Monthly Archives : December 2014

Congress Passes ABLE Act

Congress Passes ABLE Act

Congress has passed the ABLE Act of 2014 (Achieving a Better Life Experience.)  Beginning in 2015, states may choose to develop savings plans akin to the popular 529 college savings plans.  The ABLE account may provide an efficient way for family members or friends to provide small gifts to benefit a loved one with a disability.  The ABLE account should not be considered a replacement for special needs trust planning, but as an additional tool that may be appropriate under certain circumstances.

Importantly, the funds in the ABLE savings plan will not be countable when the beneficiary of the plan applies for needs based government benefits such as Medicaid and Supplemental Security Income (SSI).  However, if funds accumulate in the account in excess of $100,000, then the beneficiary’s eligibility for SSI will be impacted.

While the new savings plan look similar to 529 college savings plans, there are significant differences.   To be eligible, the beneficiary must have a disability that began prior to age 26. Funds in the account may be used for approved health care, education, housing, personal support and other care expenses.  Only one ABLE account can be set up for each eligible person.  Total annual contributions cannot exceed the federal annual gift tax exclusion ($14,000 for 2015), while each state can set limitations on total contributions from all donors.  (Illinois currently permits up to $350,000 to be contributed to the 529 college savings plans.)   Unlike 529 plans, contributions to the ABLE account are not tax-deductible; however, earnings in the account will not be subject to income tax.

Law Passed to Help Military Veterans Safeguard Survivor Benefits for their Children with Disabilities

Law Passed to Help Military Veterans Safeguard Survivor Benefits for their Children with Disabilities

As part of the National Defense Authorization Act (NDAA) of 2015, Congress will allow a special needs trust (SNT) to be designated to receive military Survivor Benefit Pans on behalf of the Retiree’s child with a disability. Prior to this law, children of eligible Veterans who received needs based government benefits to pay for the costs of long term care or other services were subject to losing those valuable benefits since the VA required that any Survivor Benefit be paid directly to the child with the disability.  Under the new provision, the Survivor Benefit can be paid instead to a first party SNT which will now protect a child from losing important government benefits, while allowing the Survivor Benefit to be used for other goods and services, such as therapy not covered by the government, respite care, computers that can enhance the child’s well being.    A first party special needs trust (SNT) is created for funds that belong to the person with the disability.  Upon his or her death, remaining trust assets must be used to repay Medicaid for services provided the individual during life.

2015 Estate Tax Update

2015 Estate Tax Update

The amount that individuals may transfer by lifetime gift or at death free of federal estate tax will be increasing to $5,430,000 for 2015, up from the $5,340,000 exemption in effect for 2014.  Illinois continues to impose a separate state estate tax and its exemption remains at $4,000,000.  While the federal exemption adjusts annually for inflation, the Illinois exemption does not.   For married couples with estates in excess of $4,000,000, they should review their estate plan to make sure their plans are designed not to inadvertently trigger Illinois estate tax  upon the death of the first spouse.

=-=-=-=-=

● Exercise set:
A – Which expense categories does the December 2014 archive say ABLE account funds may be used for? List every one.
B – Can you resume the December 2014 archive from its final sentence, the one about married couples and Illinois estate tax?

=-=-=-=-=

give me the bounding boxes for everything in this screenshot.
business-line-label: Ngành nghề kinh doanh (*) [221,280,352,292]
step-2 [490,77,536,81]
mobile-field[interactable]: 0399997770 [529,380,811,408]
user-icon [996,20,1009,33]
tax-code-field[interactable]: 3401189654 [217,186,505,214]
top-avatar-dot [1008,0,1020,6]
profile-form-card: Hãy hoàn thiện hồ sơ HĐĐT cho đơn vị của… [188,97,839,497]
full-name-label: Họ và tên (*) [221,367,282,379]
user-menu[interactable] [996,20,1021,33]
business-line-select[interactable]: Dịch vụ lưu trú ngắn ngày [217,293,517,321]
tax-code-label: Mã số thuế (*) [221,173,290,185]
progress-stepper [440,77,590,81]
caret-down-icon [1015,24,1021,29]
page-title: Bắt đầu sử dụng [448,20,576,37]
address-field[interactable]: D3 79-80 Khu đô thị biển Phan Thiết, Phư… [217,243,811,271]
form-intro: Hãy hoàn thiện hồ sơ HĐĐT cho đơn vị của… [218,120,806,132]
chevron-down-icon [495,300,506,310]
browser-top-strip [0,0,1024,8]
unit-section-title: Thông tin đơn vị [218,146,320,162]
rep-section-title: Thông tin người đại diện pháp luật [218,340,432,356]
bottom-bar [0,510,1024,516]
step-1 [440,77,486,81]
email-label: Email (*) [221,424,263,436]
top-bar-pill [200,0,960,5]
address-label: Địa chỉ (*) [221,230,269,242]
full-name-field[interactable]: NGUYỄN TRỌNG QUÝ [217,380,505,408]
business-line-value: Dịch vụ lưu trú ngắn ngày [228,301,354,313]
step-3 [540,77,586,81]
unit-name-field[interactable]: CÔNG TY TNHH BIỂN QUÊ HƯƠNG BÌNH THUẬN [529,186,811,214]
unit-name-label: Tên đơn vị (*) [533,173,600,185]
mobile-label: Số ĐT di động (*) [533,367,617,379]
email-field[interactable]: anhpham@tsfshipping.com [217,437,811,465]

=-=-=-=-=

● Answers to the exercises:
A –
- Approved health care
- Education
- Housing
- Personal support
- Other care expenses

B –
One simple way you can reduce estate taxes and, in limited circumstances, shelter assets to achieve Medicaid eligibility, is through lifetime gifting. Certain rules apply, however.  There is no actual limit on how much money you can give during your lifetime, but if you give any individual more than $14,000 in 2015, you must file a gift tax return reporting the gift to the IRS and use your available exemption to offset the gift tax due.

The $14,000 figure is an annual exclusion from the gift tax reporting requirement.  You may give up to $14,000 to each of your children, their spouses, and your grandchildren (or to anyone else choose) each year without triggering any IRS reporting requirements.  In addition, if you’re married, your spouse can duplicate these gifts.  For example, a married couple with four children could gift up to $112,000 in 2015 to their children with no gift tax implications.  In addition, the gifts would not count as taxable income to their children (although any earnings on the gifts would be taxed.)

Keep in mind that payments directly to an institution for tuition or to a provider for medical expenses on someone else’s behalf are not treated as taxable gifts and do not count against the $14,000 annual exclusion.

On the charitable giving front, on December 19, 2014, President Obama signed off on Congress’s a one-year extension for charitable IRA rollovers, but the extension is only good through December 31, 2014.   IRA owners 70 ½ or older can exclude up to $100,000 a year from income if the IRA funds are paid directly to certain public charities.   Without this extension, the IRA owner would have to pay tax on the IRA funds before claiming the deduction.  While we do not know if Congress will extend that tax break on IRA rollovers to charities for 2015 or beyond or indeed make this provision permanent, for future planning, an individual over 70 ½ might considering directing that his withdrawal from his or her IRA be paid directly to a charity.  If the law is again extended, then that individual would be able to exclude the withdrawal from his or her gross income.